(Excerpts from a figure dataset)
──────────

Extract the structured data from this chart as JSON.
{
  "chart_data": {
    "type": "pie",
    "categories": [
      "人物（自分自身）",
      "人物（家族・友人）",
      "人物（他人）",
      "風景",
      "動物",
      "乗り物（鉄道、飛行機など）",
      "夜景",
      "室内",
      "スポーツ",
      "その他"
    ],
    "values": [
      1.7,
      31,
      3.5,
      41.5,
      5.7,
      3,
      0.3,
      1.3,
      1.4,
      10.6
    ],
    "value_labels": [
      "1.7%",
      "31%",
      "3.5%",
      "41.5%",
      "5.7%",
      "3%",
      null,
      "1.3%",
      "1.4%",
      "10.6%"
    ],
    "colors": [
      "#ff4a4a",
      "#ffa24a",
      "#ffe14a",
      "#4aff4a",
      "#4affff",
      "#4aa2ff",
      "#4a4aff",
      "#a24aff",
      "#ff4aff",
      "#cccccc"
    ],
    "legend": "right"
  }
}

──────────

**AIM**
Quote all the records. Keep every word exact.

**FULL SOLUTION**
Extract the structured data from this chart as JSON.
{
  "chart_data": {
    "type": "pie",
    "categories": [
      "人物（自分自身）",
      "人物（家族・友人）",
      "人物（他人）",
      "風景",
      "動物",
      "乗り物（鉄道、飛行機など）",
      "夜景",
      "室内",
      "スポーツ",
      "その他"
    ],
    "values": [
      1.7,
      31,
      3.5,
      41.5,
      5.7,
      3,
      0.3,
      1.3,
      1.4,
      10.6
    ],
    "value_labels": [
      "1.7%",
      "31%",
      "3.5%",
      "41.5%",
      "5.7%",
      "3%",
      null,
      "1.3%",
      "1.4%",
      "10.6%"
    ],
    "colors": [
      "#ff4a4a",
      "#ffa24a",
      "#ffe14a",
      "#4aff4a",
      "#4affff",
      "#4aa2ff",
      "#4a4aff",
      "#a24aff",
      "#ff4aff",
      "#cccccc"
    ],
    "legend": "right"
  }
}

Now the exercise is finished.